PROBLEM STATEMENT =>
Determine how many lines contain the string "améliore". Reply with that figure and nothing else.

(begin)

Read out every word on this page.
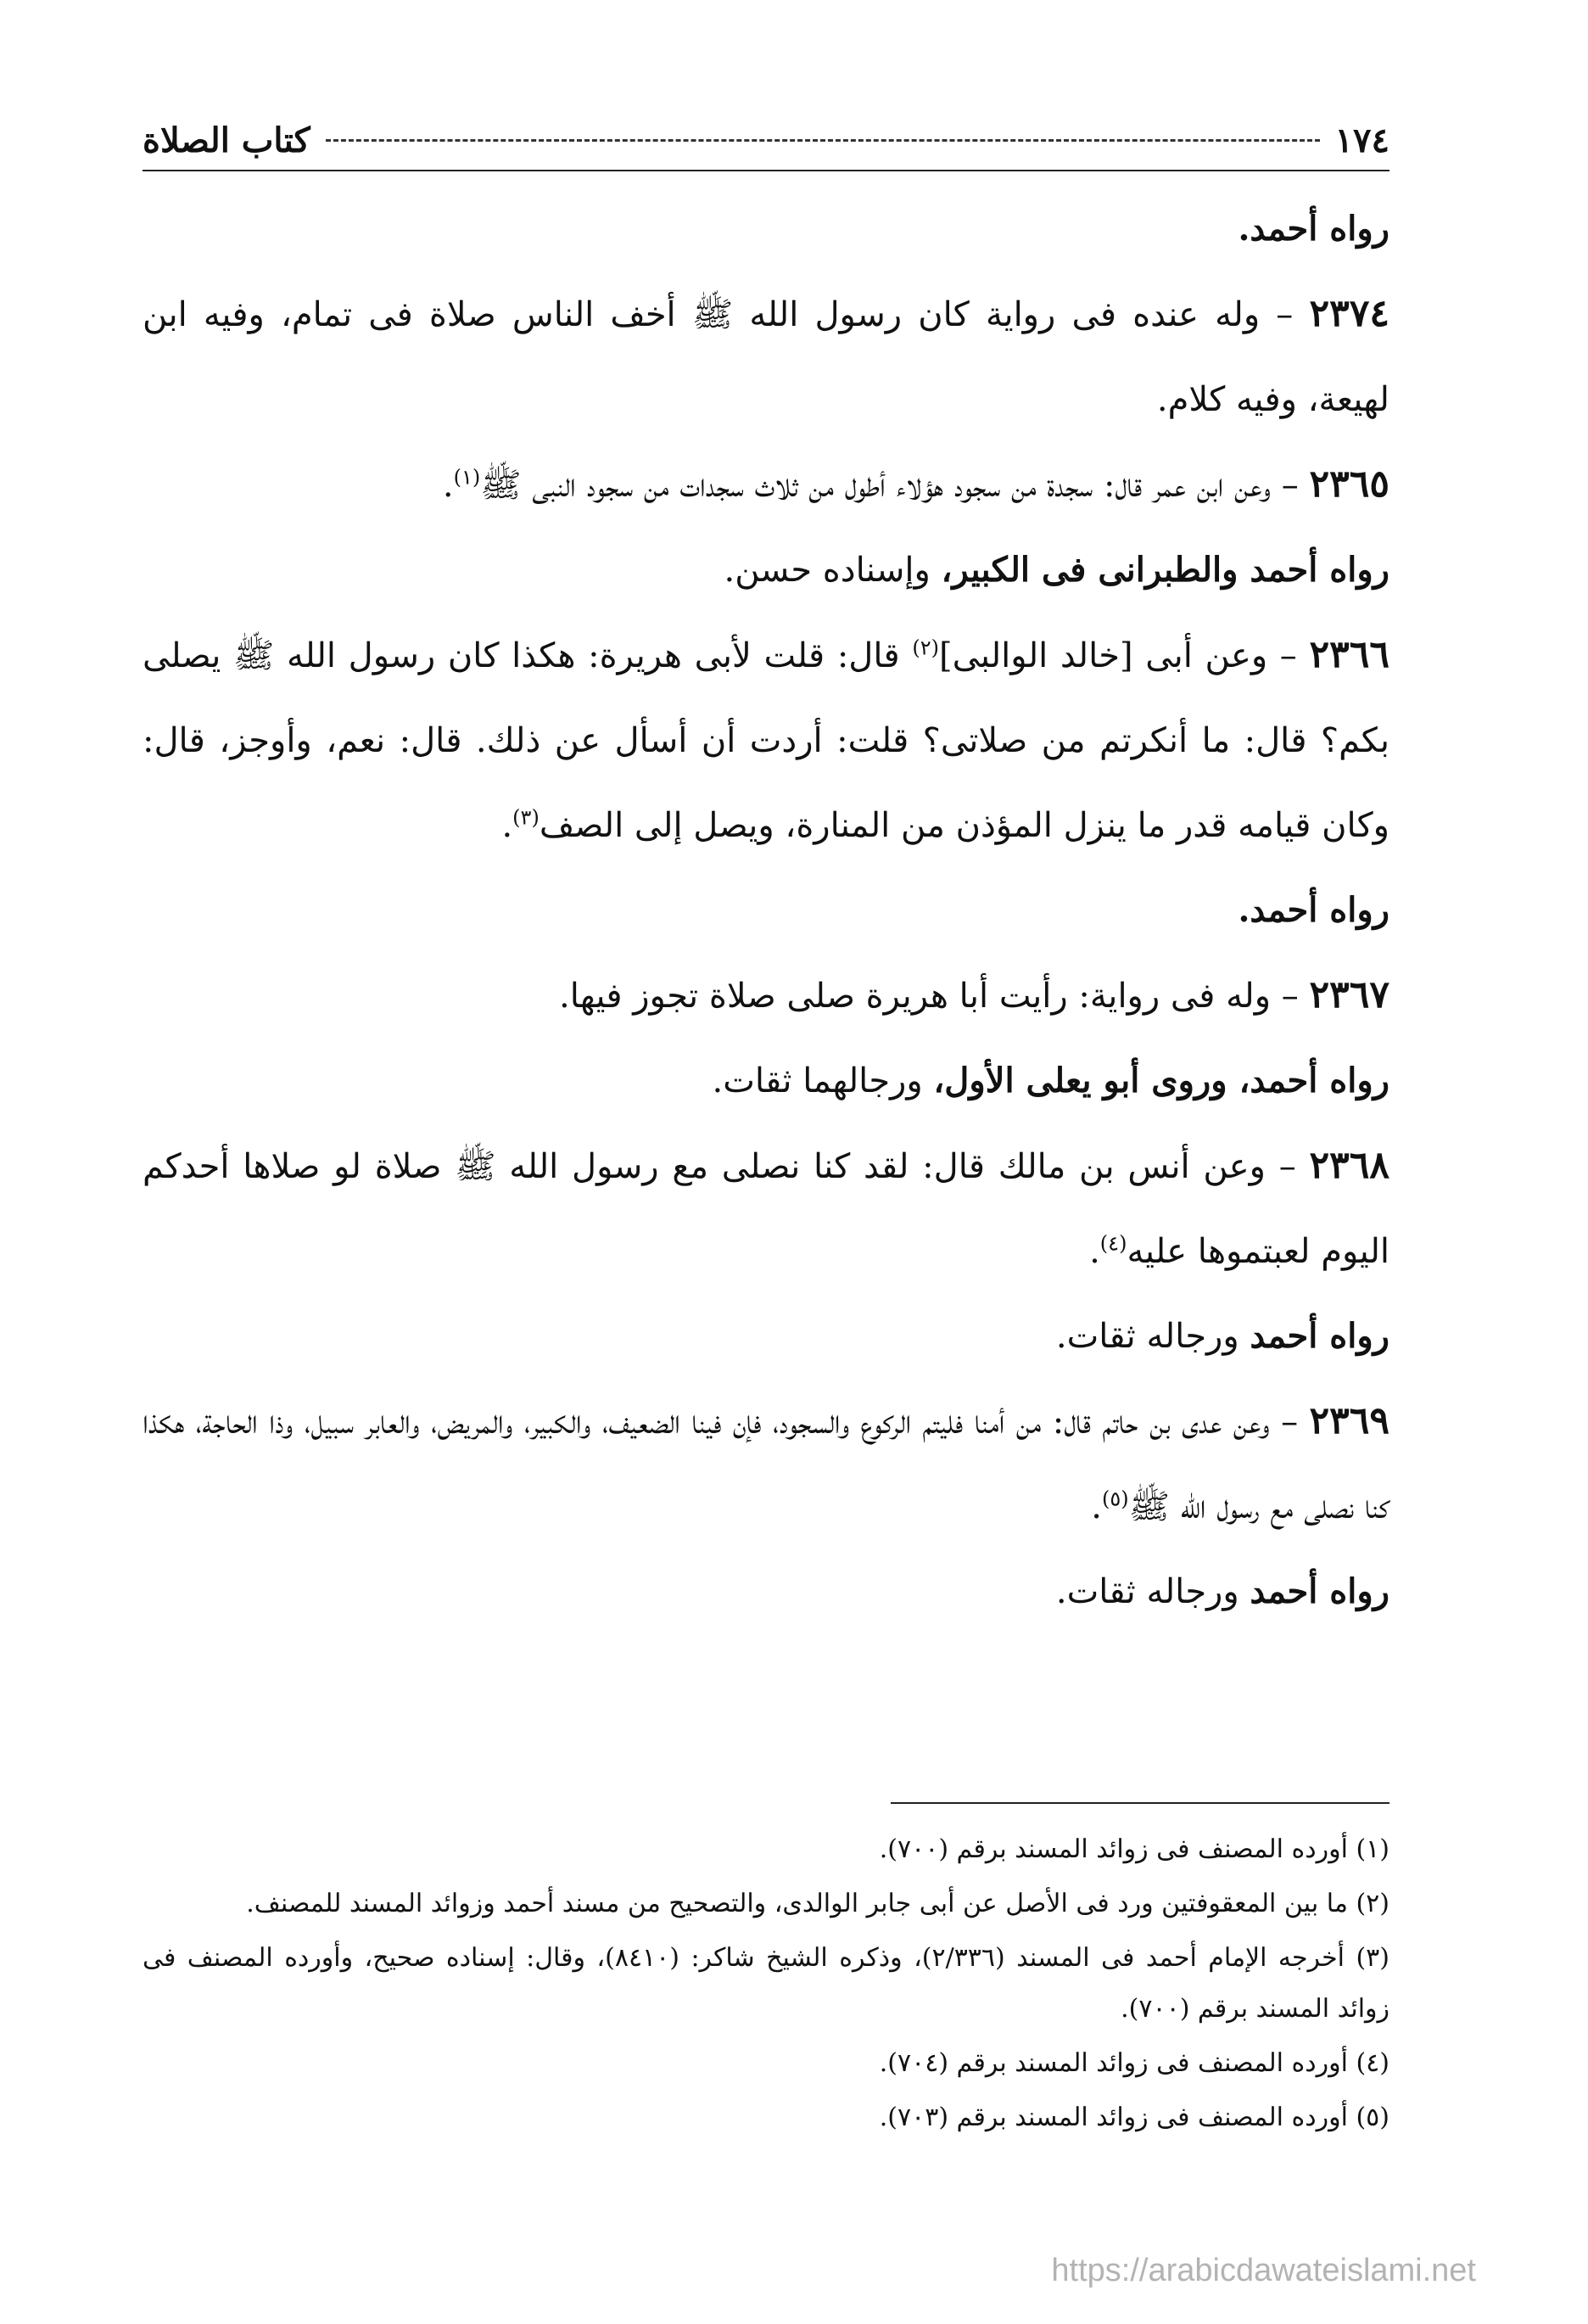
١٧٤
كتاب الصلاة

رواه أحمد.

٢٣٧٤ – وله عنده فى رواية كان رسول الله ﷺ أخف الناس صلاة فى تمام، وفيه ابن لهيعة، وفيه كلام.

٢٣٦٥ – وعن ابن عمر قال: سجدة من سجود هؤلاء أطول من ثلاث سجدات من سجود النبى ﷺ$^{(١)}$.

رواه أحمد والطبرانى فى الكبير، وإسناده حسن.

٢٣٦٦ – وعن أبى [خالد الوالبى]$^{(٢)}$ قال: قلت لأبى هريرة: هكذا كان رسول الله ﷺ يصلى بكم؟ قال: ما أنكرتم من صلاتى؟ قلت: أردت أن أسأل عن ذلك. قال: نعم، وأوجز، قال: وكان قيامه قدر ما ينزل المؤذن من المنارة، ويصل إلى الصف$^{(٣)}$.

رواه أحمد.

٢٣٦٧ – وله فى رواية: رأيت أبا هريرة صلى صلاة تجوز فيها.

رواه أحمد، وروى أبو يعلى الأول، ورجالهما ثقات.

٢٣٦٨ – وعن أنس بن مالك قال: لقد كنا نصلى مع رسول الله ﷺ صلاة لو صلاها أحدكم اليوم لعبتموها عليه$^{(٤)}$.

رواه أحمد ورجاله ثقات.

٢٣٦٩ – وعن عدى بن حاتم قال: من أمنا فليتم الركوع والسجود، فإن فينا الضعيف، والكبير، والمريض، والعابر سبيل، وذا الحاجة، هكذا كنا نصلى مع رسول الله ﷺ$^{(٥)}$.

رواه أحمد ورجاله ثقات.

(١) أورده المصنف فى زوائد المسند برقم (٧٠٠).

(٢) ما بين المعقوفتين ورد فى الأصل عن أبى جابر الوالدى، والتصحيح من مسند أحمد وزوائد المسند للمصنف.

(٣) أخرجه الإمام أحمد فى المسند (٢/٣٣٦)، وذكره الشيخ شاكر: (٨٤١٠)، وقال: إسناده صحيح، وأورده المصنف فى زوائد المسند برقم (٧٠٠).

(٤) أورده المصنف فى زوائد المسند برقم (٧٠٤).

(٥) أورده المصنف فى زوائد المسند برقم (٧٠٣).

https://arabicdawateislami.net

(end)
(begin)

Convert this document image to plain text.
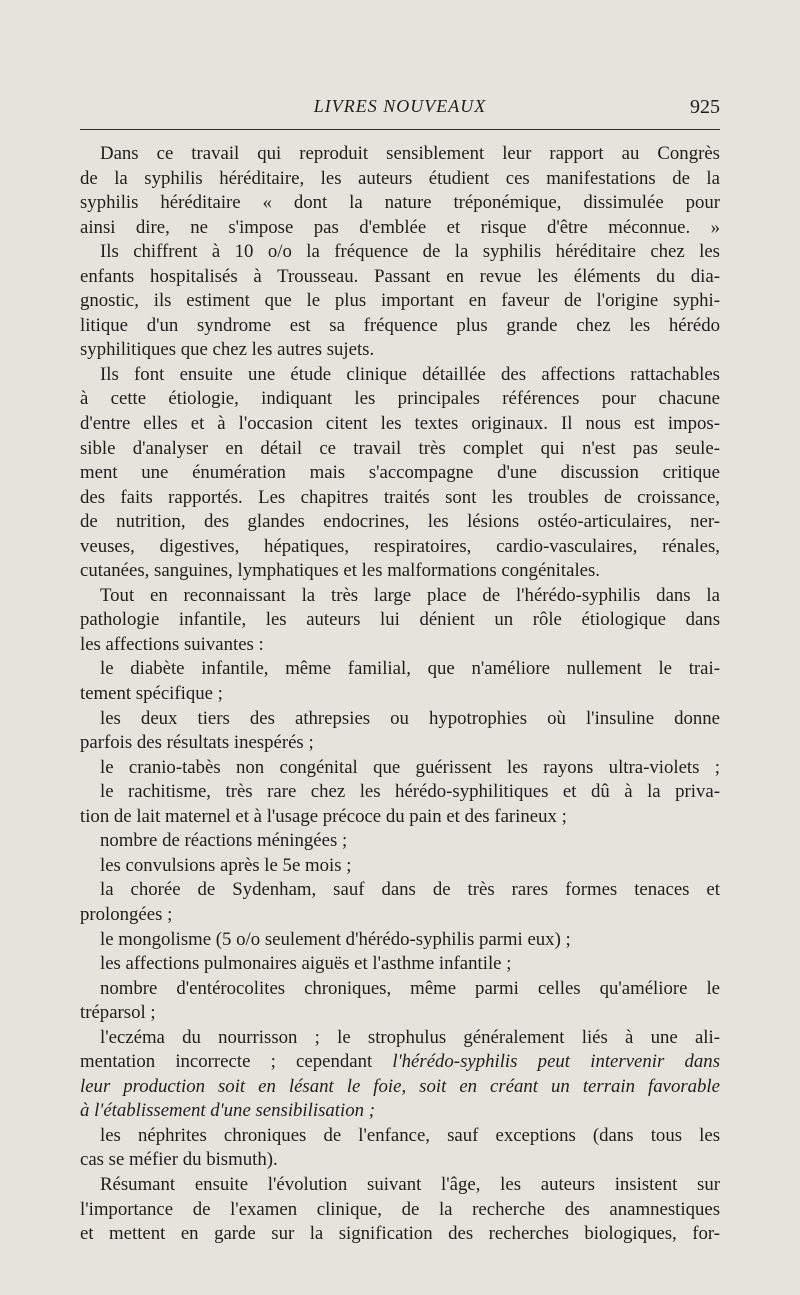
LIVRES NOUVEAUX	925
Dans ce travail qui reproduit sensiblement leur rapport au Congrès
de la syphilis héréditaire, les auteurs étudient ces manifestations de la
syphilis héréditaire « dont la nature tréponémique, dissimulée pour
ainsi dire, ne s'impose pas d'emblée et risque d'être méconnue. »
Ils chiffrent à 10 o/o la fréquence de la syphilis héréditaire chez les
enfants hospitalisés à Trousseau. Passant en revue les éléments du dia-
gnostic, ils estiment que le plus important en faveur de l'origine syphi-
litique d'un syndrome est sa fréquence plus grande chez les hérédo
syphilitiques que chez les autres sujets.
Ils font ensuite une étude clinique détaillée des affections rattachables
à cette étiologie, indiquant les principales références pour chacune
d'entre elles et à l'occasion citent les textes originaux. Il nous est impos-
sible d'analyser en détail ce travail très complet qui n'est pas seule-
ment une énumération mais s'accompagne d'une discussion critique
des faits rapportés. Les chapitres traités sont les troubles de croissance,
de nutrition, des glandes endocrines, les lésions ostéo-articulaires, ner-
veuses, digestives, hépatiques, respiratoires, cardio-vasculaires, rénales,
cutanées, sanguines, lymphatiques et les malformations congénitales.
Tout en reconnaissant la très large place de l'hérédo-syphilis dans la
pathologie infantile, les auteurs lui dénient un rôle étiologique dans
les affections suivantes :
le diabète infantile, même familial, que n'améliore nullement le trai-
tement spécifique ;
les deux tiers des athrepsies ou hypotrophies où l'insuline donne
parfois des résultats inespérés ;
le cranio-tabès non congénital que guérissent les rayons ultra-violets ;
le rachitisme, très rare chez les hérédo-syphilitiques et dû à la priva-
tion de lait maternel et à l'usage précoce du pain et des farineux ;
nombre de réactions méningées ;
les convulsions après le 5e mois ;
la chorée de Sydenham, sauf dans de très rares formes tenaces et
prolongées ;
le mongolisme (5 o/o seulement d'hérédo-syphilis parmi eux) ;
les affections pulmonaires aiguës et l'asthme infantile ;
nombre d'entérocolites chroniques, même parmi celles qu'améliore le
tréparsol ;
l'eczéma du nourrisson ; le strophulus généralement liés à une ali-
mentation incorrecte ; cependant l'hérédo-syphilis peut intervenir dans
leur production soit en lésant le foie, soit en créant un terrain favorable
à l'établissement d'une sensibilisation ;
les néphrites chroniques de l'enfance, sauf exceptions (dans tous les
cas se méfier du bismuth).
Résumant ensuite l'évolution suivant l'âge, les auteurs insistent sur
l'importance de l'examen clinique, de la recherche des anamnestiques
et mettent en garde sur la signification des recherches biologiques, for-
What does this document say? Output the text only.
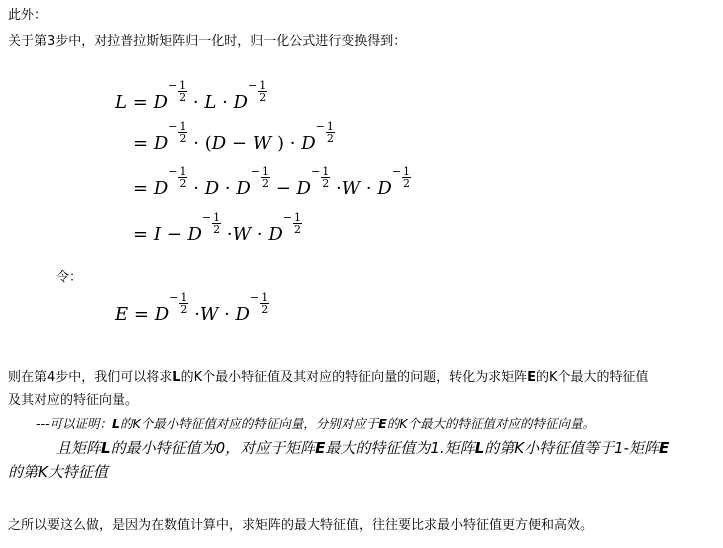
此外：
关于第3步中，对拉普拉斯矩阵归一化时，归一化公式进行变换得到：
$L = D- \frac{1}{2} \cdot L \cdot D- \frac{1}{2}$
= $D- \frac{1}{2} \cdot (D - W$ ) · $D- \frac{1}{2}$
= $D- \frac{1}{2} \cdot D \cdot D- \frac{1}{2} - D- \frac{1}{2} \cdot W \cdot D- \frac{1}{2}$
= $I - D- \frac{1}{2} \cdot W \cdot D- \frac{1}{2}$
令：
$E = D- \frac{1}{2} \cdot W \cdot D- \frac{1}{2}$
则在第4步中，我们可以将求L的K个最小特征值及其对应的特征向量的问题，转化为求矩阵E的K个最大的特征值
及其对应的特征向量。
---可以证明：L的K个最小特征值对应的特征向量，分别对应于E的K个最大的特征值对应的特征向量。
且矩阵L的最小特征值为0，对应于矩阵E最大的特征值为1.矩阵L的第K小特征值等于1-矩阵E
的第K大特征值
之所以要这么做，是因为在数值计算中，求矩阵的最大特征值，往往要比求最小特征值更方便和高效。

(end)

OUTPUT =>
2